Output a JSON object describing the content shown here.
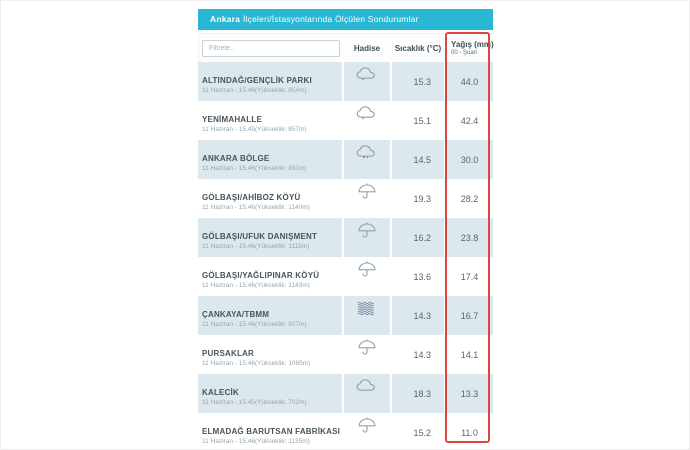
{
  "header": {
    "city": "Ankara",
    "title_rest": "İlçeleri/İstasyonlarında Ölçülen Sondurumlar"
  },
  "table": {
    "filter_placeholder": "Filtrele..",
    "columns": {
      "event": "Hadise",
      "temperature": "Sıcaklık (°C)",
      "precipitation": "Yağış (mm)"
    },
    "precipitation_sub": "00 - Şuan"
  },
  "rows": [
    {
      "name": "ALTINDAĞ/GENÇLİK PARKI",
      "sub": "11 Haziran - 15.46(Yükseklik: 854m)",
      "icon": "cloud-light-rain",
      "temp": "15.3",
      "precip": "44.0"
    },
    {
      "name": "YENİMAHALLE",
      "sub": "11 Haziran - 15.45(Yükseklik: 857m)",
      "icon": "cloud-light-rain",
      "temp": "15.1",
      "precip": "42.4"
    },
    {
      "name": "ANKARA BÖLGE",
      "sub": "11 Haziran - 15.46(Yükseklik: 891m)",
      "icon": "cloud-mixed-rain",
      "temp": "14.5",
      "precip": "30.0"
    },
    {
      "name": "GÖLBAŞI/AHİBOZ KÖYÜ",
      "sub": "11 Haziran - 15.46(Yükseklik: 1140m)",
      "icon": "umbrella",
      "temp": "19.3",
      "precip": "28.2"
    },
    {
      "name": "GÖLBAŞI/UFUK DANIŞMENT",
      "sub": "11 Haziran - 15.46(Yükseklik: 1115m)",
      "icon": "umbrella",
      "temp": "16.2",
      "precip": "23.8"
    },
    {
      "name": "GÖLBAŞI/YAĞLIPINAR KÖYÜ",
      "sub": "11 Haziran - 15.46(Yükseklik: 1143m)",
      "icon": "umbrella",
      "temp": "13.6",
      "precip": "17.4"
    },
    {
      "name": "ÇANKAYA/TBMM",
      "sub": "11 Haziran - 15.46(Yükseklik: 927m)",
      "icon": "fog",
      "temp": "14.3",
      "precip": "16.7"
    },
    {
      "name": "PURSAKLAR",
      "sub": "11 Haziran - 15.46(Yükseklik: 1065m)",
      "icon": "umbrella",
      "temp": "14.3",
      "precip": "14.1"
    },
    {
      "name": "KALECİK",
      "sub": "11 Haziran - 15.45(Yükseklik: 702m)",
      "icon": "cloud",
      "temp": "18.3",
      "precip": "13.3"
    },
    {
      "name": "ELMADAĞ BARUTSAN FABRİKASI",
      "sub": "11 Haziran - 15.46(Yükseklik: 1135m)",
      "icon": "umbrella",
      "temp": "15.2",
      "precip": "11.0"
    }
  ],
  "colors": {
    "header_bg": "#29b7d3",
    "row_shade": "#dde8ee",
    "highlight_box": "#d9473f",
    "rain_green": "#5cb85c",
    "rain_red": "#d9534f"
  }
}
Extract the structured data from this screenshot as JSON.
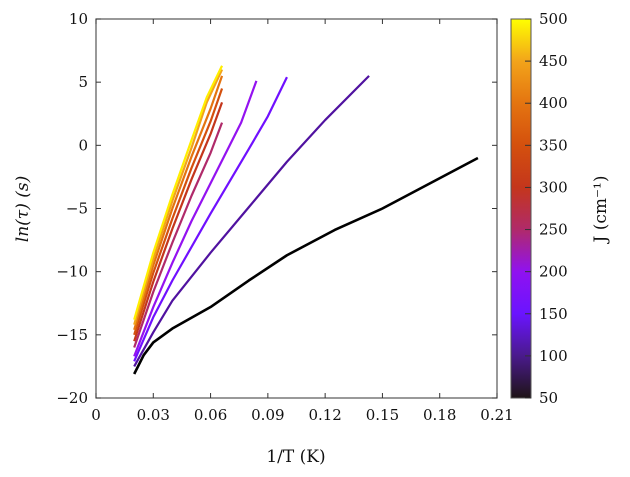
{
  "chart_data": {
    "type": "line",
    "xlabel": "1/T (K)",
    "ylabel": "ln(τ) (s)",
    "xlim": [
      0,
      0.21
    ],
    "ylim": [
      -20,
      10
    ],
    "xticks": [
      "0",
      "0.03",
      "0.06",
      "0.09",
      "0.12",
      "0.15",
      "0.18",
      "0.21"
    ],
    "yticks": [
      "-20",
      "-15",
      "-10",
      "-5",
      "0",
      "5",
      "10"
    ],
    "grid": false,
    "colorbar": {
      "label": "J (cm⁻¹)",
      "range": [
        50,
        500
      ],
      "ticks": [
        "50",
        "100",
        "150",
        "200",
        "250",
        "300",
        "350",
        "400",
        "450",
        "500"
      ],
      "colors": [
        "#1e1416",
        "#4a1a8c",
        "#6a14ff",
        "#9012f0",
        "#b02a6a",
        "#c4361c",
        "#d4500e",
        "#e47410",
        "#f2a41a",
        "#ffff00"
      ]
    },
    "series": [
      {
        "J": 50,
        "color": "#000000",
        "points": [
          [
            0.02,
            -18.1
          ],
          [
            0.025,
            -16.6
          ],
          [
            0.03,
            -15.6
          ],
          [
            0.04,
            -14.5
          ],
          [
            0.06,
            -12.8
          ],
          [
            0.08,
            -10.7
          ],
          [
            0.1,
            -8.7
          ],
          [
            0.125,
            -6.7
          ],
          [
            0.15,
            -5.0
          ],
          [
            0.175,
            -3.0
          ],
          [
            0.2,
            -1.0
          ]
        ]
      },
      {
        "J": 100,
        "color": "#5012a0",
        "points": [
          [
            0.02,
            -17.5
          ],
          [
            0.03,
            -14.8
          ],
          [
            0.04,
            -12.3
          ],
          [
            0.06,
            -8.5
          ],
          [
            0.08,
            -4.9
          ],
          [
            0.1,
            -1.3
          ],
          [
            0.12,
            2.0
          ],
          [
            0.143,
            5.5
          ]
        ]
      },
      {
        "J": 150,
        "color": "#7010ff",
        "points": [
          [
            0.02,
            -17.1
          ],
          [
            0.03,
            -13.6
          ],
          [
            0.04,
            -10.7
          ],
          [
            0.06,
            -5.4
          ],
          [
            0.08,
            -0.3
          ],
          [
            0.09,
            2.3
          ],
          [
            0.1,
            5.4
          ]
        ]
      },
      {
        "J": 200,
        "color": "#9412f0",
        "points": [
          [
            0.02,
            -16.7
          ],
          [
            0.03,
            -12.8
          ],
          [
            0.04,
            -9.3
          ],
          [
            0.05,
            -6.0
          ],
          [
            0.06,
            -3.0
          ],
          [
            0.07,
            0.0
          ],
          [
            0.076,
            1.8
          ],
          [
            0.084,
            5.1
          ]
        ]
      },
      {
        "J": 250,
        "color": "#b02a6a",
        "points": [
          [
            0.02,
            -16.0
          ],
          [
            0.03,
            -11.6
          ],
          [
            0.04,
            -7.7
          ],
          [
            0.05,
            -4.0
          ],
          [
            0.06,
            -0.6
          ],
          [
            0.066,
            1.8
          ]
        ]
      },
      {
        "J": 300,
        "color": "#c4361c",
        "points": [
          [
            0.02,
            -15.5
          ],
          [
            0.03,
            -10.8
          ],
          [
            0.04,
            -6.6
          ],
          [
            0.05,
            -2.7
          ],
          [
            0.06,
            0.9
          ],
          [
            0.066,
            3.4
          ]
        ]
      },
      {
        "J": 350,
        "color": "#d4500e",
        "points": [
          [
            0.02,
            -15.0
          ],
          [
            0.03,
            -10.1
          ],
          [
            0.04,
            -5.8
          ],
          [
            0.05,
            -1.8
          ],
          [
            0.06,
            1.9
          ],
          [
            0.066,
            4.5
          ]
        ]
      },
      {
        "J": 400,
        "color": "#e47410",
        "points": [
          [
            0.02,
            -14.6
          ],
          [
            0.03,
            -9.5
          ],
          [
            0.04,
            -5.0
          ],
          [
            0.05,
            -0.9
          ],
          [
            0.06,
            2.9
          ],
          [
            0.066,
            5.5
          ]
        ]
      },
      {
        "J": 450,
        "color": "#f2a41a",
        "points": [
          [
            0.02,
            -14.2
          ],
          [
            0.03,
            -9.0
          ],
          [
            0.04,
            -4.4
          ],
          [
            0.05,
            -0.2
          ],
          [
            0.058,
            3.4
          ],
          [
            0.066,
            6.0
          ]
        ]
      },
      {
        "J": 500,
        "color": "#ffee00",
        "points": [
          [
            0.02,
            -13.8
          ],
          [
            0.03,
            -8.5
          ],
          [
            0.04,
            -3.9
          ],
          [
            0.05,
            0.4
          ],
          [
            0.058,
            3.8
          ],
          [
            0.066,
            6.3
          ]
        ]
      }
    ]
  }
}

> REQUEST
Find the word "cloud" in the data and show each line that holds it.

> RESULT FOR THIS EXERCISE
      "icon": "cloud-light-rain",
      "icon": "cloud-light-rain",
      "icon": "cloud-mixed-rain",
      "icon": "cloud",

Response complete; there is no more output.